*Goal*
Select the lines that hold the word "title" and copy each one.

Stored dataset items
--------------------------------

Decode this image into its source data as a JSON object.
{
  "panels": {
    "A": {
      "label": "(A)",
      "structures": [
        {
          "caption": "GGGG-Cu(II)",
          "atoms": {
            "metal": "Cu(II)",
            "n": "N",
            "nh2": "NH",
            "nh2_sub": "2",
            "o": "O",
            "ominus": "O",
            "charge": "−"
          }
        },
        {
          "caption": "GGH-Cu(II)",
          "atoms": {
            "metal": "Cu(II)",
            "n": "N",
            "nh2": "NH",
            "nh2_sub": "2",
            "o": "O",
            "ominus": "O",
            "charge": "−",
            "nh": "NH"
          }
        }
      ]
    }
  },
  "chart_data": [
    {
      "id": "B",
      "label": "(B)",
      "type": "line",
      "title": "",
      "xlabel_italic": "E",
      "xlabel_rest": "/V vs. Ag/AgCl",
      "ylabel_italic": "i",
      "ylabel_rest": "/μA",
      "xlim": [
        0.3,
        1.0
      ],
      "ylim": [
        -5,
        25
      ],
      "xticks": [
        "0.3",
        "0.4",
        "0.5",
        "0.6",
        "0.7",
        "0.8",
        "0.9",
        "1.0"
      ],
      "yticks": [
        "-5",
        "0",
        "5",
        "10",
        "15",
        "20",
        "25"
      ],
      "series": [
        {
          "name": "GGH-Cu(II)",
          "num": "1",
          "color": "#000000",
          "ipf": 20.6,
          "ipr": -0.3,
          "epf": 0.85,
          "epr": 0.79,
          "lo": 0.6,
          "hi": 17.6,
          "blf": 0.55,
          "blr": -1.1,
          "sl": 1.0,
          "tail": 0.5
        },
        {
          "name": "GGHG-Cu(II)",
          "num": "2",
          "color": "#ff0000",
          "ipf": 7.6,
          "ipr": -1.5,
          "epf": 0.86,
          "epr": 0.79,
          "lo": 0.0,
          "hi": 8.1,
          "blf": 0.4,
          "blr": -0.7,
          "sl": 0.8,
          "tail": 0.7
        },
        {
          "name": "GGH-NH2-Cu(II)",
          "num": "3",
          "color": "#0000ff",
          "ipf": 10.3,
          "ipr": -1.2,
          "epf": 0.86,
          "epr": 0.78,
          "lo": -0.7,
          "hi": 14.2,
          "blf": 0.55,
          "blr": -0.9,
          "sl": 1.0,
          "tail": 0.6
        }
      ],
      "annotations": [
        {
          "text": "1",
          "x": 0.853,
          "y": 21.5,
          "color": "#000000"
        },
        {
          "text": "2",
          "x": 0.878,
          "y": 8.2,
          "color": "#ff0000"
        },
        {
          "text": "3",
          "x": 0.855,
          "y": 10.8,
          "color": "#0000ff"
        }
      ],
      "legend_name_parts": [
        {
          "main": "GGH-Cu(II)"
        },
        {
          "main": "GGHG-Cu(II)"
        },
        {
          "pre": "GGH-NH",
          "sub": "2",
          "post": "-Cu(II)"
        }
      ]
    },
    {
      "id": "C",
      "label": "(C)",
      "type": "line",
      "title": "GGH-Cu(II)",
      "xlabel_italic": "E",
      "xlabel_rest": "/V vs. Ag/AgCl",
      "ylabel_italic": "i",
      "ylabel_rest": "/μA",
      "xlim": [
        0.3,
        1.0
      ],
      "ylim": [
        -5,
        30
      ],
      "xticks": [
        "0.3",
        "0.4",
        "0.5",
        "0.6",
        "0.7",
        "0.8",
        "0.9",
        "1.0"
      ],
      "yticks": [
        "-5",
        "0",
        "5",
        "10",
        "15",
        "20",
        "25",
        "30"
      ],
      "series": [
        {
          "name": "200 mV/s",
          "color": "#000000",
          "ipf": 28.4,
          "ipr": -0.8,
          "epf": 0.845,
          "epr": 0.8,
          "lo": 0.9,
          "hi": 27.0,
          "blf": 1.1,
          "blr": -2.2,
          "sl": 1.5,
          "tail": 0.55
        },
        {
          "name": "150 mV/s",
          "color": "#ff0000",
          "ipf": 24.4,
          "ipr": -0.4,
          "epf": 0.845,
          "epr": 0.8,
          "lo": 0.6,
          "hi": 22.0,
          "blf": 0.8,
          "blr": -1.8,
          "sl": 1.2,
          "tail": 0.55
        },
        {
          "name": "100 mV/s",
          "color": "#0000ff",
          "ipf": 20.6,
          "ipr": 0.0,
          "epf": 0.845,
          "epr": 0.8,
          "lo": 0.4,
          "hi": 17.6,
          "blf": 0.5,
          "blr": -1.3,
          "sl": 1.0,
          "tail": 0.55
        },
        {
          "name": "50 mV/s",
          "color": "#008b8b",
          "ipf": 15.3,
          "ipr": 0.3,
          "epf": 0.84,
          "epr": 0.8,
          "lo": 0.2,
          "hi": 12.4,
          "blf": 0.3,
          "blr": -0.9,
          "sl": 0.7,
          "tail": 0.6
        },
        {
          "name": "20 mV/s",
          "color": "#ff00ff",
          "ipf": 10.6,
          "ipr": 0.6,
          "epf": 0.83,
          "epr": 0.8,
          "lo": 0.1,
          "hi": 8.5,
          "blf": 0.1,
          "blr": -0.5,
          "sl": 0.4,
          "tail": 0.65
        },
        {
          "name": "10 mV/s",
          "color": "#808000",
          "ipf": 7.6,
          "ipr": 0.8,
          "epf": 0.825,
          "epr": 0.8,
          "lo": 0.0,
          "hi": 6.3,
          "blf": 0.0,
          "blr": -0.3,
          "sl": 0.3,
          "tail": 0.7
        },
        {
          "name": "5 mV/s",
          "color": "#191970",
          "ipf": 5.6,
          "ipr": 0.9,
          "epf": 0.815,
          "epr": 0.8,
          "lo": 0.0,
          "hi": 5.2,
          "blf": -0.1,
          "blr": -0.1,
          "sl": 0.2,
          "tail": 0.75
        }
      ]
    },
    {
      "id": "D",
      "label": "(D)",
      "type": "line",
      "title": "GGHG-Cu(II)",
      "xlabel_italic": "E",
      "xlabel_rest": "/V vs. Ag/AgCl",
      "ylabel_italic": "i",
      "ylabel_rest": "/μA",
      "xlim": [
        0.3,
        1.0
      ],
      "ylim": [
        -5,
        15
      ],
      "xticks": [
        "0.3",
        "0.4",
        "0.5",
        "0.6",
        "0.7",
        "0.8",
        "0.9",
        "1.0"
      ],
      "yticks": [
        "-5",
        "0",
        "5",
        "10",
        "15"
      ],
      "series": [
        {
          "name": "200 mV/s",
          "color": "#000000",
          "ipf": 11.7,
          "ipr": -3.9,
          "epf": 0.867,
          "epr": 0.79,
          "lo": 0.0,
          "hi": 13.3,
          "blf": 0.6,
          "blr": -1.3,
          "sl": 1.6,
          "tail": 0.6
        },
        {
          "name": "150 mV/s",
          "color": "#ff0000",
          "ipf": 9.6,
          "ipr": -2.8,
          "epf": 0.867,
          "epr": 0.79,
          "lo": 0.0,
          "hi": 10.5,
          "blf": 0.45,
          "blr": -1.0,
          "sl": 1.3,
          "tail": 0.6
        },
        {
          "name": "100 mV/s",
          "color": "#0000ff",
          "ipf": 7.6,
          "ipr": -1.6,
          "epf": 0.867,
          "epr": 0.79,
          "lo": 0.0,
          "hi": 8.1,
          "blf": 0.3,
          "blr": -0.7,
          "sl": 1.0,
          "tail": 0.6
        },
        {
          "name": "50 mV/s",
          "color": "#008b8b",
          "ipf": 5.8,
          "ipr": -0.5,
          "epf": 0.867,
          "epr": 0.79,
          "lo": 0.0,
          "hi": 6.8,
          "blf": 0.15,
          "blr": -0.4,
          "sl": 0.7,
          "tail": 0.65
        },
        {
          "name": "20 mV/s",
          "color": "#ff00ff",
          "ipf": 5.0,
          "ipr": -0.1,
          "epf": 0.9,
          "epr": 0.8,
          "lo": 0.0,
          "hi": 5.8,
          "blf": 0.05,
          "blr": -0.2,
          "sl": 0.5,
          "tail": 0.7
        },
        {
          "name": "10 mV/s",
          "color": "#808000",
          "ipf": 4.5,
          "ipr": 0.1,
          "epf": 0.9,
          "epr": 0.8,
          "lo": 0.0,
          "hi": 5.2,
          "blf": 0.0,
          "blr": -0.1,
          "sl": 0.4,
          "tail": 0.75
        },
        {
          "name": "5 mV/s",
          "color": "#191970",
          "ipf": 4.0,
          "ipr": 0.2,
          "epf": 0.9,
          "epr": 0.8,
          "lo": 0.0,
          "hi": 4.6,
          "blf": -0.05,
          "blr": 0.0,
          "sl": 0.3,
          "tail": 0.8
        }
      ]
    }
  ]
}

--------------------------------

*Output of the exercise*
      "title": "",
      "title": "GGH-Cu(II)",
      "title": "GGHG-Cu(II)",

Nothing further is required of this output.